WHAT TO PRODUCE: Every record must be repeated exactly; omit any pictures they contain.

──────── INFORMATION SUPPLIED ────────

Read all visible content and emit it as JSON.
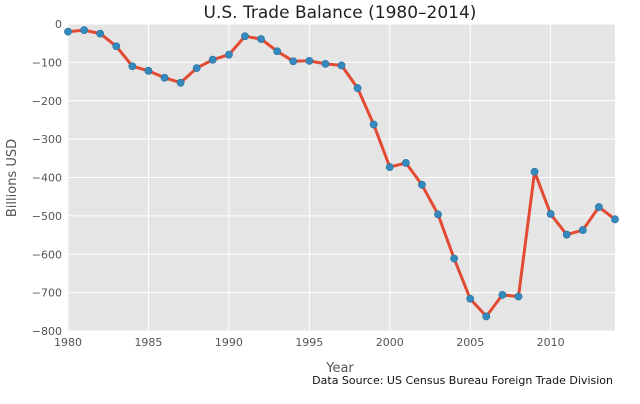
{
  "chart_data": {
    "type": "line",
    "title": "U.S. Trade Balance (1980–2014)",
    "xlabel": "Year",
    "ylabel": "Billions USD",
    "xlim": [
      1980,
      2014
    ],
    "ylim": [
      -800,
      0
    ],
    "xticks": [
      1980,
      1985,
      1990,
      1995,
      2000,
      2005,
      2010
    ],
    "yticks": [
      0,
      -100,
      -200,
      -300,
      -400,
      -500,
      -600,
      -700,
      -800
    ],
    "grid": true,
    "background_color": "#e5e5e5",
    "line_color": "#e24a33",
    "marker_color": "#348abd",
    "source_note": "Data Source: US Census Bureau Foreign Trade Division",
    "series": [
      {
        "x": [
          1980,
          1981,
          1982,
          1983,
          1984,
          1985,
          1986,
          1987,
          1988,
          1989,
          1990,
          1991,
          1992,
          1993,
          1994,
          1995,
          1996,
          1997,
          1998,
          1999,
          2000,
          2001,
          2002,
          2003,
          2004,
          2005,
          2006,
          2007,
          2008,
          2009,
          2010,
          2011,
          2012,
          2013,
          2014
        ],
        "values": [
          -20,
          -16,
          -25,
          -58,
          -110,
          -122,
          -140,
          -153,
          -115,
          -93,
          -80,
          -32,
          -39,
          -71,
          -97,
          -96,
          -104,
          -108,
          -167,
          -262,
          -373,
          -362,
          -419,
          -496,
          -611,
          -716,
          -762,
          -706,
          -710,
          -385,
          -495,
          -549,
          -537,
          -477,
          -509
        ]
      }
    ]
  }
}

────────

RESULT OF THE TASK:
Read all visible content and emit it as JSON.
{
  "chart_data": {
    "type": "line",
    "title": "U.S. Trade Balance (1980–2014)",
    "xlabel": "Year",
    "ylabel": "Billions USD",
    "xlim": [
      1980,
      2014
    ],
    "ylim": [
      -800,
      0
    ],
    "xticks": [
      1980,
      1985,
      1990,
      1995,
      2000,
      2005,
      2010
    ],
    "yticks": [
      0,
      -100,
      -200,
      -300,
      -400,
      -500,
      -600,
      -700,
      -800
    ],
    "grid": true,
    "background_color": "#e5e5e5",
    "line_color": "#e24a33",
    "marker_color": "#348abd",
    "source_note": "Data Source: US Census Bureau Foreign Trade Division",
    "series": [
      {
        "x": [
          1980,
          1981,
          1982,
          1983,
          1984,
          1985,
          1986,
          1987,
          1988,
          1989,
          1990,
          1991,
          1992,
          1993,
          1994,
          1995,
          1996,
          1997,
          1998,
          1999,
          2000,
          2001,
          2002,
          2003,
          2004,
          2005,
          2006,
          2007,
          2008,
          2009,
          2010,
          2011,
          2012,
          2013,
          2014
        ],
        "values": [
          -20,
          -16,
          -25,
          -58,
          -110,
          -122,
          -140,
          -153,
          -115,
          -93,
          -80,
          -32,
          -39,
          -71,
          -97,
          -96,
          -104,
          -108,
          -167,
          -262,
          -373,
          -362,
          -419,
          -496,
          -611,
          -716,
          -762,
          -706,
          -710,
          -385,
          -495,
          -549,
          -537,
          -477,
          -509
        ]
      }
    ]
  }
}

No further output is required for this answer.